**Aim of the task**
Show only lines that include "إيمانه".
_ _ _ _ _
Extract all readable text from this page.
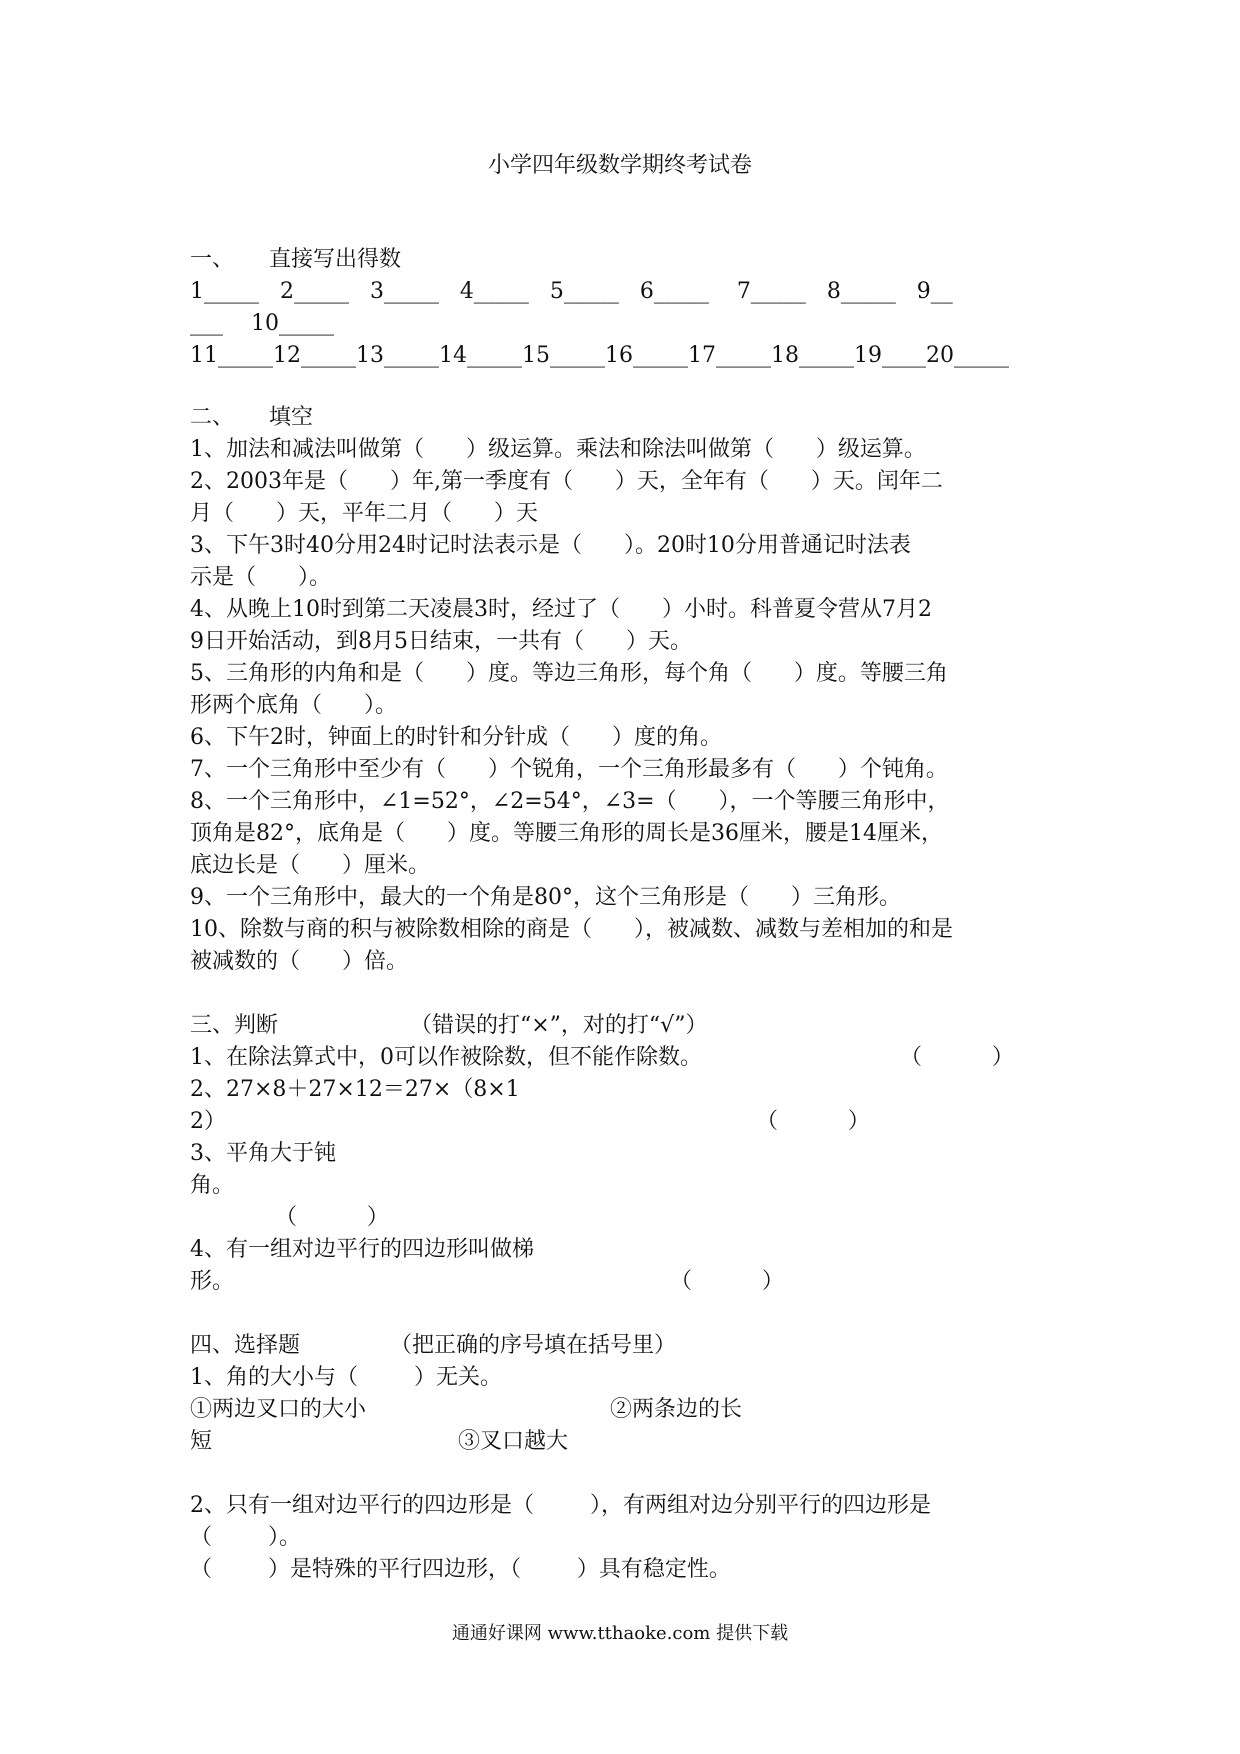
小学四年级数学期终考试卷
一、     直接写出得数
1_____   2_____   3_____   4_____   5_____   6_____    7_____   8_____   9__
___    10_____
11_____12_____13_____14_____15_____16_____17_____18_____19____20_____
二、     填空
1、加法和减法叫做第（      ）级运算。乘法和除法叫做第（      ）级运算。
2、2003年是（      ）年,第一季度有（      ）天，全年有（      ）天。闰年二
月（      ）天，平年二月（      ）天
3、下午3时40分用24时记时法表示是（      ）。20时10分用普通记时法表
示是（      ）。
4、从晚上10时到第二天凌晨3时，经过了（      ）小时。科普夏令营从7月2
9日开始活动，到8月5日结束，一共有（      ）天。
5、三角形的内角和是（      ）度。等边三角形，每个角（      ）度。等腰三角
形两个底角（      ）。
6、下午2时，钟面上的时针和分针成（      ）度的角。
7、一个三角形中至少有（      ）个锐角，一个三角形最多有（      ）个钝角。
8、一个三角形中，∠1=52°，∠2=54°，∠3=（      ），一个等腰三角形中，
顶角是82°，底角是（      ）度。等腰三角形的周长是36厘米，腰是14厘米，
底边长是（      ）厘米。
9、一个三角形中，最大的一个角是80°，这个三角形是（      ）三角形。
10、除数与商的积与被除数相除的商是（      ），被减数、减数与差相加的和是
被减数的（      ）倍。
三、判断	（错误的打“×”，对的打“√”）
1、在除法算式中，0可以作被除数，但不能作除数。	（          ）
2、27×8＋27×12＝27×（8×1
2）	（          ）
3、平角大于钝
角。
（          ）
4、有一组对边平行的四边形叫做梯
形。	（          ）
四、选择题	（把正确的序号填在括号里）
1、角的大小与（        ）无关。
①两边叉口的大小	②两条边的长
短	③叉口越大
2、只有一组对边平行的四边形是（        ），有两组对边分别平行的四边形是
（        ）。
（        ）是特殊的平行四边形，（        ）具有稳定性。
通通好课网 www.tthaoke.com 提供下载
_ _ _ _ _
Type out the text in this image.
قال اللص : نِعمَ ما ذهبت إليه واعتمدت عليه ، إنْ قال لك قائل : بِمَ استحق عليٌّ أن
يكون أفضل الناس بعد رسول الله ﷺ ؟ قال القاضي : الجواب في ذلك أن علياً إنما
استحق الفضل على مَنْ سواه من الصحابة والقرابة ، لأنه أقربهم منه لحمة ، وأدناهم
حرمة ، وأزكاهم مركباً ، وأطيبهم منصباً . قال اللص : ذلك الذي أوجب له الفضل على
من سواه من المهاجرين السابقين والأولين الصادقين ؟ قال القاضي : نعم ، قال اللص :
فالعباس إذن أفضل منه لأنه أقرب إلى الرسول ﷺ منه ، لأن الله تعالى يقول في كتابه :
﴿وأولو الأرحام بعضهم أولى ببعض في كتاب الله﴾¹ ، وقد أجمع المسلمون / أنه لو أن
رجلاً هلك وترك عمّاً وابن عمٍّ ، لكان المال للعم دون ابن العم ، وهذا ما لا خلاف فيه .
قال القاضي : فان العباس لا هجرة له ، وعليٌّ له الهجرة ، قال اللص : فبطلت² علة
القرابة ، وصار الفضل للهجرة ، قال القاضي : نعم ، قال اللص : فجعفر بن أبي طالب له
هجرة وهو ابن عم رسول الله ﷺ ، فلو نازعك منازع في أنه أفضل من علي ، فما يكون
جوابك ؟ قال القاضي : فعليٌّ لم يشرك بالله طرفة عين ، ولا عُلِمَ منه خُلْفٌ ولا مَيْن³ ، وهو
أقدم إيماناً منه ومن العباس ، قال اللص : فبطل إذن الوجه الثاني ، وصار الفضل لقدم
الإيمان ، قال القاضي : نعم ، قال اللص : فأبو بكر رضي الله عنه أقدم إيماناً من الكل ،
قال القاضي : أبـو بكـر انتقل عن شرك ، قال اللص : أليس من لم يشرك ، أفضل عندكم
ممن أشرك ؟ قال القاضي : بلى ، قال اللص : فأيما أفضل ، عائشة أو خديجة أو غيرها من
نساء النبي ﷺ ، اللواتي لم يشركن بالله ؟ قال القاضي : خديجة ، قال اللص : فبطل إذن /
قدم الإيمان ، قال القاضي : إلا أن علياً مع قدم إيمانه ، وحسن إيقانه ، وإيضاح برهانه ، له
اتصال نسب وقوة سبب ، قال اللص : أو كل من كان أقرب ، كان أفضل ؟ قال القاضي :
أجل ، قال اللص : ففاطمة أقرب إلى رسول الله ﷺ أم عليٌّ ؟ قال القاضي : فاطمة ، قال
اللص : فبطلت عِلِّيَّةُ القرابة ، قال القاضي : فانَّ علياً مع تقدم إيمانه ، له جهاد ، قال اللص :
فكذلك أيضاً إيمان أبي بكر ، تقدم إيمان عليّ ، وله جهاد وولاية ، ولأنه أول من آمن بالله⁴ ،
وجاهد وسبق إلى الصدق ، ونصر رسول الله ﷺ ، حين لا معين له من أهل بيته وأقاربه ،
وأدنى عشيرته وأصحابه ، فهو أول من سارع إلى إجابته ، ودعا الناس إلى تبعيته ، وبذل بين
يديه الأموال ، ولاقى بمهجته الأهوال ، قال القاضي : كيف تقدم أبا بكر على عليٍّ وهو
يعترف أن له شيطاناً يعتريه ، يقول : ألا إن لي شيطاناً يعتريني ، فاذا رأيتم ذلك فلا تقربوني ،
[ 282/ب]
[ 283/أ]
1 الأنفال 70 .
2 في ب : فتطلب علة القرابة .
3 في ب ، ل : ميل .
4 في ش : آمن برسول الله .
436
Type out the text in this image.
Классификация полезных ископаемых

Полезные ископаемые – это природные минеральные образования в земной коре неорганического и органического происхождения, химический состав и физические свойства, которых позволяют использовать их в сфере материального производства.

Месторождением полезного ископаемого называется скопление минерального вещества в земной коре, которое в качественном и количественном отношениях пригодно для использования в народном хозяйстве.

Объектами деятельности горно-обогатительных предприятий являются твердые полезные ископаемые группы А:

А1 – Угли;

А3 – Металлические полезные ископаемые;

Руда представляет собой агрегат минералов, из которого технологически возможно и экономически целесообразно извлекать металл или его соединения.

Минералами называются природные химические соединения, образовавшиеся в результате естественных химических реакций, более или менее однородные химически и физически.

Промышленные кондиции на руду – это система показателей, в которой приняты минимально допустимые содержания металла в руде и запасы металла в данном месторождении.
_ _ _ _ _
**Expected output**
قدم الإيمان ، قال القاضي : إلا أن علياً مع قدم إيمانه ، وحسن إيقانه ، وإيضاح برهانه ، له
اللص : فبطلت عِلِّيَّةُ القرابة ، قال القاضي : فانَّ علياً مع تقدم إيمانه ، له جهاد ، قال اللص :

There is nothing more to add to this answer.